_Dataset rows:_

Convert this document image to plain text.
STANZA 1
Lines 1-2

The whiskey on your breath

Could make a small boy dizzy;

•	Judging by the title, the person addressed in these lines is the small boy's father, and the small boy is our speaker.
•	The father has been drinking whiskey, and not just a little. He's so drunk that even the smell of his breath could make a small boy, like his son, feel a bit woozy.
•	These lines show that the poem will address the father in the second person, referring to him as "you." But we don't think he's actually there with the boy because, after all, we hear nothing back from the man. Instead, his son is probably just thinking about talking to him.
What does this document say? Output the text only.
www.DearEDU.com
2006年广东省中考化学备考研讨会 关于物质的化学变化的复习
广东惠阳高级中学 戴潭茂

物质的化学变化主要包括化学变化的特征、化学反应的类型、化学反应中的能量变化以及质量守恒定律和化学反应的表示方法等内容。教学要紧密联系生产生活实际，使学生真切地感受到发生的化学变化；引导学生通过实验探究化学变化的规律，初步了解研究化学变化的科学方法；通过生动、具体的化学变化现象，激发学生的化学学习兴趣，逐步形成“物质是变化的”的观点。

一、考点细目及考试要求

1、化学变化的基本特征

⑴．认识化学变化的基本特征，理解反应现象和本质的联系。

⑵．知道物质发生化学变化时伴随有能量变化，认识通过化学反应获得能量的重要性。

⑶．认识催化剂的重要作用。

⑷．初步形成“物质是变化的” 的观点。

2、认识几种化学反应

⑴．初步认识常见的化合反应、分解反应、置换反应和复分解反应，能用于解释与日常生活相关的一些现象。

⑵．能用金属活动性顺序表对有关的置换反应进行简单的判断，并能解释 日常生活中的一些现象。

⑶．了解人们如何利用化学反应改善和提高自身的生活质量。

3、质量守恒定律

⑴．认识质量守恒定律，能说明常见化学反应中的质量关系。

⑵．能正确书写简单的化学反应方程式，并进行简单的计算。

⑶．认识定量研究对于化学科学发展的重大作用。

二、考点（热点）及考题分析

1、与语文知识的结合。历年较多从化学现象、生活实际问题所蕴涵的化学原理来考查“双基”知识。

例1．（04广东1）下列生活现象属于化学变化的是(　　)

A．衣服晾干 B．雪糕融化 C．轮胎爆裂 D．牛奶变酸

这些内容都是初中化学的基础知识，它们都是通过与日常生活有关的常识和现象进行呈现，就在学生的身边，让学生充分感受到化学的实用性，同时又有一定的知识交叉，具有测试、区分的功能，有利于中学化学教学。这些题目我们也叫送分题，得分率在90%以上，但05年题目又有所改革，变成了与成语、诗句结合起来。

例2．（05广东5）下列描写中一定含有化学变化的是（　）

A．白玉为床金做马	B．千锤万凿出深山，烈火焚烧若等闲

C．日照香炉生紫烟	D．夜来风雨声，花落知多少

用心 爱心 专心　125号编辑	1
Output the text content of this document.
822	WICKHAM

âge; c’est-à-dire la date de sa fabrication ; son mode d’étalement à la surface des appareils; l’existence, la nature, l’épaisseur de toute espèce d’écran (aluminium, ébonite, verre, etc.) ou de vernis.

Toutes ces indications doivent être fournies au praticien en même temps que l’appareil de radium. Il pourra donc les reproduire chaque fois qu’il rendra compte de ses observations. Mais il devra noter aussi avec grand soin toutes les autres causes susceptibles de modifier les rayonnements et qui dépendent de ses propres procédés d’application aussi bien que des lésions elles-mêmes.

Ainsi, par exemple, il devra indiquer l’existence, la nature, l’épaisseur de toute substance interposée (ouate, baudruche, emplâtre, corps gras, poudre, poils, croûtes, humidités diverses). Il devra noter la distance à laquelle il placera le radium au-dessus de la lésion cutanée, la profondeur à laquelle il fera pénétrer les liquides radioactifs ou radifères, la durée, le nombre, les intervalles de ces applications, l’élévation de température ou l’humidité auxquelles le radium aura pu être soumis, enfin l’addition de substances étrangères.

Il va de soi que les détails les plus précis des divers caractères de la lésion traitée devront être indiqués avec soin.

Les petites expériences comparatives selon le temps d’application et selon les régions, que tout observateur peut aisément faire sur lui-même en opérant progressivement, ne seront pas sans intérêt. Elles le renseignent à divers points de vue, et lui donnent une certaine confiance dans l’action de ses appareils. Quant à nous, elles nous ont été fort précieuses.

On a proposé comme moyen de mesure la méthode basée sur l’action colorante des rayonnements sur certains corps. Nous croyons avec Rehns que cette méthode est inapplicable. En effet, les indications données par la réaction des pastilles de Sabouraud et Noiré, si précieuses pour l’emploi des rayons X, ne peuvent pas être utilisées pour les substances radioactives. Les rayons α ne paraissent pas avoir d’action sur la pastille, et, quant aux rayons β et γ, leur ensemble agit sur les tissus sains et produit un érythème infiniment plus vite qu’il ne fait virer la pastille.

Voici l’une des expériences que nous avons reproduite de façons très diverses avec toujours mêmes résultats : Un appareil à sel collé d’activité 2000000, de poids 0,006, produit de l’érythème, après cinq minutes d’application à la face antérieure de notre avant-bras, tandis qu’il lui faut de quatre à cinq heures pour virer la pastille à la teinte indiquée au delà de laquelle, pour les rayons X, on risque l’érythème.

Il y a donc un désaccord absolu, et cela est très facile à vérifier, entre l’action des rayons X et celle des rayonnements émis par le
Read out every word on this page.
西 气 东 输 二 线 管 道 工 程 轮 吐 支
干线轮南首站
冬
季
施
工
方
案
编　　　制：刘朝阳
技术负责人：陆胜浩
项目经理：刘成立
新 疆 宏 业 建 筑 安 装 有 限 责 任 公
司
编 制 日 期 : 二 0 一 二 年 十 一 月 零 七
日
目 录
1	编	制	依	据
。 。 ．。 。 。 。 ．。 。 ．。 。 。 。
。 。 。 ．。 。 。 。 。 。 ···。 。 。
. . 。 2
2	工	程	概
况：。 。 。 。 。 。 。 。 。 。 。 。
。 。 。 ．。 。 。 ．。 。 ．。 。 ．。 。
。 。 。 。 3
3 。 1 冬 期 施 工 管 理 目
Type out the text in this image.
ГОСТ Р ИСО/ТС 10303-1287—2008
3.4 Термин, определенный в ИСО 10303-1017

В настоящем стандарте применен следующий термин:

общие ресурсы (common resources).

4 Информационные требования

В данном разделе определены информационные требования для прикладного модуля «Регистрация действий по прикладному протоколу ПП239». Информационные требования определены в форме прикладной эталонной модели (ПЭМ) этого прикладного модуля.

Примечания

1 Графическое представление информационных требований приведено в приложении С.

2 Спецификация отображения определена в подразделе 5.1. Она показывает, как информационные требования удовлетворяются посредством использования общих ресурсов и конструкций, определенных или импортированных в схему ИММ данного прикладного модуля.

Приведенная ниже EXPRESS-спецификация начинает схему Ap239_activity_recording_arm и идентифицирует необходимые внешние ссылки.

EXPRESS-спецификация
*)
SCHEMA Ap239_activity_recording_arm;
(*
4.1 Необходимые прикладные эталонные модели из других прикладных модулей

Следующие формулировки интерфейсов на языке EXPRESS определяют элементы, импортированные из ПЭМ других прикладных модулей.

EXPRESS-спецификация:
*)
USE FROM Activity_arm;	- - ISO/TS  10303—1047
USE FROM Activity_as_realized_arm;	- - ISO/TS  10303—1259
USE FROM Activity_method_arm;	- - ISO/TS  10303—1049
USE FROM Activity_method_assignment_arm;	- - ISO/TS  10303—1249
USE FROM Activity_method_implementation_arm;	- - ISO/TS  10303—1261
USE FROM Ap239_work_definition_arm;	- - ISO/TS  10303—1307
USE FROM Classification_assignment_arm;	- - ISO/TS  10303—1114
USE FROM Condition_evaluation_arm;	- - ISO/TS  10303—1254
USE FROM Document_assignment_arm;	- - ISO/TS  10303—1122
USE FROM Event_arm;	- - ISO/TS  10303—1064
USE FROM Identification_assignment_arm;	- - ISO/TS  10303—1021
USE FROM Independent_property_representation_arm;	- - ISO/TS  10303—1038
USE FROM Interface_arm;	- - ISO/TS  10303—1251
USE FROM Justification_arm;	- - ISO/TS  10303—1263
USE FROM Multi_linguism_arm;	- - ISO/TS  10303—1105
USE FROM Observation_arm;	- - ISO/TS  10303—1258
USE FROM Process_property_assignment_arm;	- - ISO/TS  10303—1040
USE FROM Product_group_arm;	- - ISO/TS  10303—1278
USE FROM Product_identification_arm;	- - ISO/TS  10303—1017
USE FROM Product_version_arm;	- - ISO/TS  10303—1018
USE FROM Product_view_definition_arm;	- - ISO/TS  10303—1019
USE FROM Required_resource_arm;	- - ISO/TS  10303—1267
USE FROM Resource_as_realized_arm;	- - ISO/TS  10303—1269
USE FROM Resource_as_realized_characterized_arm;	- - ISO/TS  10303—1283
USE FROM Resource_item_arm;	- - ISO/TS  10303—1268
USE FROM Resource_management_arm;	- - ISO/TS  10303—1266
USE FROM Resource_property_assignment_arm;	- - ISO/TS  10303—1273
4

_Objective:_ Scan the material above for the string "whiskey" and report each line where you find it.

_Result of this task:_
The whiskey on your breath
•	The father has been drinking whiskey, and not just a little. He's so drunk that even the smell of his breath could make a small boy, like his son, feel a bit woozy.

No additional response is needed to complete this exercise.